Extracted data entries
_ _ _

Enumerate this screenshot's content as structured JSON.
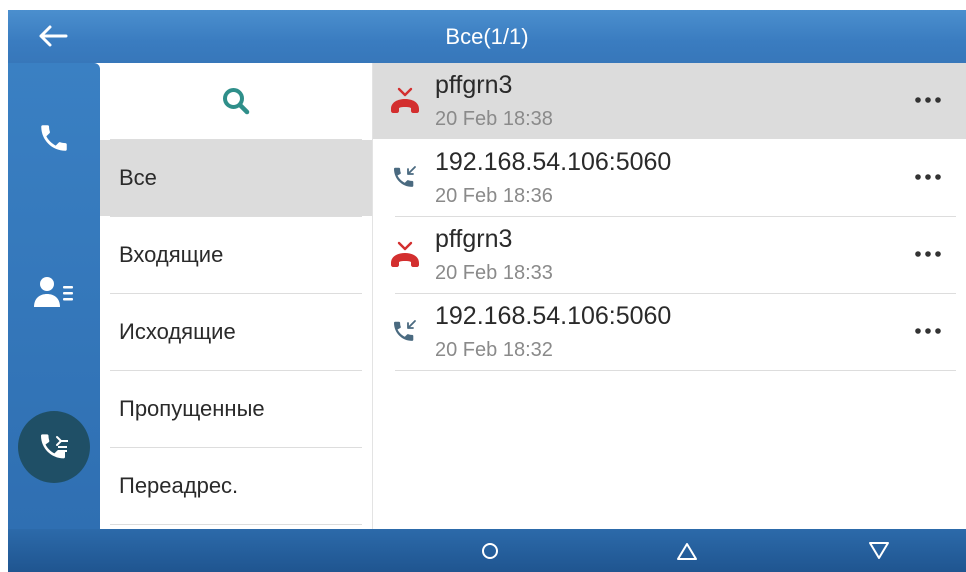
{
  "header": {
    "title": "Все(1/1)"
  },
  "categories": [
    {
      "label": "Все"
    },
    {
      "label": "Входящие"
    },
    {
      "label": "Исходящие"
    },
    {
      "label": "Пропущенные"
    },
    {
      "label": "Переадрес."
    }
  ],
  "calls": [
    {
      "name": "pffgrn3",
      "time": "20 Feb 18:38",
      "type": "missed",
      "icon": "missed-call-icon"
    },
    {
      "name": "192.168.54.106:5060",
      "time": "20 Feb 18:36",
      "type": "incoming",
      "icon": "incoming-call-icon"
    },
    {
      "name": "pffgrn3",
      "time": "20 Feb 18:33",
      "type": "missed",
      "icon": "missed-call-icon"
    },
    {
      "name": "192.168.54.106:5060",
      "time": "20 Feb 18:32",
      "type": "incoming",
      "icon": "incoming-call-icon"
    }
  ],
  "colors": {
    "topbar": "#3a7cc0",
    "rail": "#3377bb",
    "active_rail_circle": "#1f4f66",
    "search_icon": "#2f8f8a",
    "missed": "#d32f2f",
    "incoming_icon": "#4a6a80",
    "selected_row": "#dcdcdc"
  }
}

_ _ _

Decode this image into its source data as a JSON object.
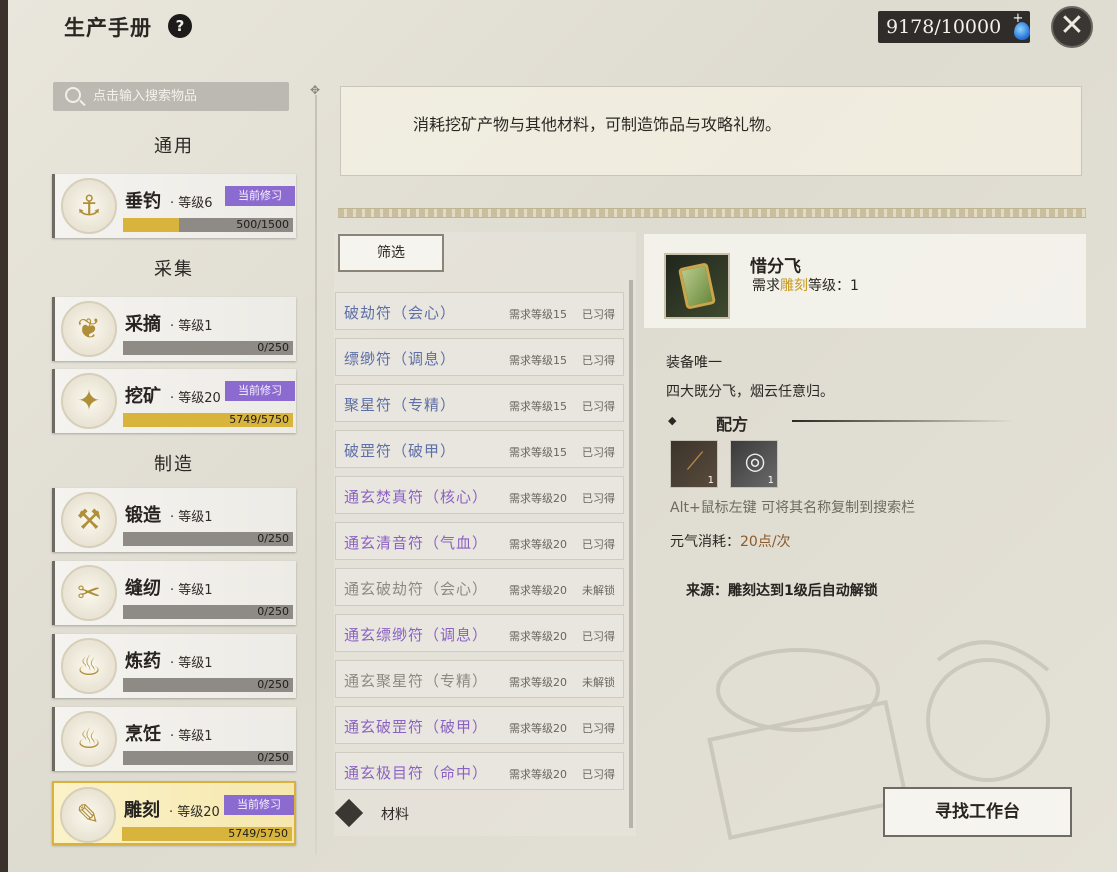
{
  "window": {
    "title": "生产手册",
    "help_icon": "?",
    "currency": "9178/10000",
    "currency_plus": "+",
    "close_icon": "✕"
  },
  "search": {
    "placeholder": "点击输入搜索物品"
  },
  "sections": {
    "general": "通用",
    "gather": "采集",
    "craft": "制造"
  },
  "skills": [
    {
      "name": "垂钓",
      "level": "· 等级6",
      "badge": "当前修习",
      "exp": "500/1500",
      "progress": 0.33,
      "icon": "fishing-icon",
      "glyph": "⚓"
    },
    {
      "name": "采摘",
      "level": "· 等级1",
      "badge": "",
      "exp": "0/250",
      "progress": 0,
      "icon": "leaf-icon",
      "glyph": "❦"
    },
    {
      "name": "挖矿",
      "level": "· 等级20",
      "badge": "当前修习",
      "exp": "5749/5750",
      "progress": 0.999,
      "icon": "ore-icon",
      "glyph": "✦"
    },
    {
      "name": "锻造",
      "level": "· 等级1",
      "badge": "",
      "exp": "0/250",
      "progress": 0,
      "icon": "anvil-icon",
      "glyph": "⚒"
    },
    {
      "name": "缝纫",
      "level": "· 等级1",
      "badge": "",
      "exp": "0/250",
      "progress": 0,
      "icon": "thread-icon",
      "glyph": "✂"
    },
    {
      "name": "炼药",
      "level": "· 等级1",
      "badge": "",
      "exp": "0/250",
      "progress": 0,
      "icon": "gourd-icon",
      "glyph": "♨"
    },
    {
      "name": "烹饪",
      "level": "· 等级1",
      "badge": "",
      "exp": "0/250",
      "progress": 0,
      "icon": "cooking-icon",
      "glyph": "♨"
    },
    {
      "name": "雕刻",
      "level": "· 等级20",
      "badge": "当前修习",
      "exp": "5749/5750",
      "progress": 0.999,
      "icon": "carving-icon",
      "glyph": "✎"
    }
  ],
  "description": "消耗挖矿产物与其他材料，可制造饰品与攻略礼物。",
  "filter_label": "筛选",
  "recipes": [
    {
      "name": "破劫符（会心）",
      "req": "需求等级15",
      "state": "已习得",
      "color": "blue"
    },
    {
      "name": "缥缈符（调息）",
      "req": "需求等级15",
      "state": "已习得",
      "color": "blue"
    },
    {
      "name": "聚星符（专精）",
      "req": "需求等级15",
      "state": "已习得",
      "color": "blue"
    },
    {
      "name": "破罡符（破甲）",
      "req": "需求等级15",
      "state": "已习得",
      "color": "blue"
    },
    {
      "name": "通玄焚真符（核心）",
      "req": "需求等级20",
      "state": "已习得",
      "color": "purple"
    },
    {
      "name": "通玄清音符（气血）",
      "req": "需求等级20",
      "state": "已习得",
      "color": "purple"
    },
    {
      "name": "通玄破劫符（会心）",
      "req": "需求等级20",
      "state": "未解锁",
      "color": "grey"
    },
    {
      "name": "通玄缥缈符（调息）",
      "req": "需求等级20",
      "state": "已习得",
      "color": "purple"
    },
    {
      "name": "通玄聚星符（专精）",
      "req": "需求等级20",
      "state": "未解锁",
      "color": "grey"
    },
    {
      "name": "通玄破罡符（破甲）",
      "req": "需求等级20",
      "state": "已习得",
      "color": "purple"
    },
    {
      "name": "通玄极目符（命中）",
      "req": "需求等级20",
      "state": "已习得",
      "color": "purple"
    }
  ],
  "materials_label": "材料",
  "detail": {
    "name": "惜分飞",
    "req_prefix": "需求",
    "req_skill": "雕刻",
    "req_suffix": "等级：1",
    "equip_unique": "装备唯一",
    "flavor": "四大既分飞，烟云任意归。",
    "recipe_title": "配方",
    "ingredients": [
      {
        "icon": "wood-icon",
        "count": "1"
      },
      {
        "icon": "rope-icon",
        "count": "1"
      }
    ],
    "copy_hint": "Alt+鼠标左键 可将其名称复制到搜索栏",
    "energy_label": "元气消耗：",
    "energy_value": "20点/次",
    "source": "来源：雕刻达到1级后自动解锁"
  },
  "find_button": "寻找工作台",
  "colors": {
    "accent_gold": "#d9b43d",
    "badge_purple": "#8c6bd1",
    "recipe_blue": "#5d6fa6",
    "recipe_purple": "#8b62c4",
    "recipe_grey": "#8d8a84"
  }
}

_ _ _

## WORK TO DO:
Take each line containing the string "time" and copy it out.

## OUTPUT:
      "time": "20 Feb 18:38",
      "time": "20 Feb 18:36",
      "time": "20 Feb 18:33",
      "time": "20 Feb 18:32",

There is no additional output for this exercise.